* Information supplied

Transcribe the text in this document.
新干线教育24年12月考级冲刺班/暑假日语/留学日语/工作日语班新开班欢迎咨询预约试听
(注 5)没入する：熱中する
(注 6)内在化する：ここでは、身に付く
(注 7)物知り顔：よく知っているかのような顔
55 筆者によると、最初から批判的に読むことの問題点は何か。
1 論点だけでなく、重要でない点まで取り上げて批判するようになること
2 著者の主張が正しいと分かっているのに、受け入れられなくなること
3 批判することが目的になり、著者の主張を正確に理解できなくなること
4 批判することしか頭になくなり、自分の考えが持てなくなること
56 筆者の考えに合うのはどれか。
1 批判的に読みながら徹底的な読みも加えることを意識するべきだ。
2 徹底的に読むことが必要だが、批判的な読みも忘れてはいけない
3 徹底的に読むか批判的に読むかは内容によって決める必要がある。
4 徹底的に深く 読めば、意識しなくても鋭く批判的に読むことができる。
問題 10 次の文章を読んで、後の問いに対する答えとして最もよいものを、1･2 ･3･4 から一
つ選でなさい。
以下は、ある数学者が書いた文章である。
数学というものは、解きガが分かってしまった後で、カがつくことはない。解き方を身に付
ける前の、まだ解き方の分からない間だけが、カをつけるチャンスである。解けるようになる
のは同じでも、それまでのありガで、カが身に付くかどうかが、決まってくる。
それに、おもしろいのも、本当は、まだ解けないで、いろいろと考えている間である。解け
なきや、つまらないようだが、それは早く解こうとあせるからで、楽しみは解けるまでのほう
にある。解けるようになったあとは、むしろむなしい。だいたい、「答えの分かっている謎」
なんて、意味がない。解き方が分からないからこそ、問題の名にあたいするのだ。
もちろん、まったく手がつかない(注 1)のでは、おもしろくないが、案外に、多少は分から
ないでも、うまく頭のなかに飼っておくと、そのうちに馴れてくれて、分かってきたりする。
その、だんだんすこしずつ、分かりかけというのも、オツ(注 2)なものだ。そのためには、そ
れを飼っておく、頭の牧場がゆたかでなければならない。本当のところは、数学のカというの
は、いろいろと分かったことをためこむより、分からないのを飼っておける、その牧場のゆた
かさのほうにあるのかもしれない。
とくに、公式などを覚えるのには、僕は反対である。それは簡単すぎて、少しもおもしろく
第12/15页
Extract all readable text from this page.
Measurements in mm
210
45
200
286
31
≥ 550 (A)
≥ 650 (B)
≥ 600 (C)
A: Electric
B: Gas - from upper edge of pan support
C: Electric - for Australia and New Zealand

* Work to complete
Write the entire listing out again, word for word.

* Expected answer
Transcribe the text in this document.
新干线教育24年12月考级冲刺班/暑假日语/留学日语/工作日语班新开班欢迎咨询预约试听
(注 5)没入する：熱中する
(注 6)内在化する：ここでは、身に付く
(注 7)物知り顔：よく知っているかのような顔
55 筆者によると、最初から批判的に読むことの問題点は何か。
1 論点だけでなく、重要でない点まで取り上げて批判するようになること
2 著者の主張が正しいと分かっているのに、受け入れられなくなること
3 批判することが目的になり、著者の主張を正確に理解できなくなること
4 批判することしか頭になくなり、自分の考えが持てなくなること
56 筆者の考えに合うのはどれか。
1 批判的に読みながら徹底的な読みも加えることを意識するべきだ。
2 徹底的に読むことが必要だが、批判的な読みも忘れてはいけない
3 徹底的に読むか批判的に読むかは内容によって決める必要がある。
4 徹底的に深く 読めば、意識しなくても鋭く批判的に読むことができる。
問題 10 次の文章を読んで、後の問いに対する答えとして最もよいものを、1･2 ･3･4 から一
つ選でなさい。
以下は、ある数学者が書いた文章である。
数学というものは、解きガが分かってしまった後で、カがつくことはない。解き方を身に付
ける前の、まだ解き方の分からない間だけが、カをつけるチャンスである。解けるようになる
のは同じでも、それまでのありガで、カが身に付くかどうかが、決まってくる。
それに、おもしろいのも、本当は、まだ解けないで、いろいろと考えている間である。解け
なきや、つまらないようだが、それは早く解こうとあせるからで、楽しみは解けるまでのほう
にある。解けるようになったあとは、むしろむなしい。だいたい、「答えの分かっている謎」
なんて、意味がない。解き方が分からないからこそ、問題の名にあたいするのだ。
もちろん、まったく手がつかない(注 1)のでは、おもしろくないが、案外に、多少は分から
ないでも、うまく頭のなかに飼っておくと、そのうちに馴れてくれて、分かってきたりする。
その、だんだんすこしずつ、分かりかけというのも、オツ(注 2)なものだ。そのためには、そ
れを飼っておく、頭の牧場がゆたかでなければならない。本当のところは、数学のカというの
は、いろいろと分かったことをためこむより、分からないのを飼っておける、その牧場のゆた
かさのほうにあるのかもしれない。
とくに、公式などを覚えるのには、僕は反対である。それは簡単すぎて、少しもおもしろく
第12/15页
Extract all readable text from this page.
Measurements in mm
210
45
200
286
31
≥ 550 (A)
≥ 650 (B)
≥ 600 (C)
A: Electric
B: Gas - from upper edge of pan support
C: Electric - for Australia and New Zealand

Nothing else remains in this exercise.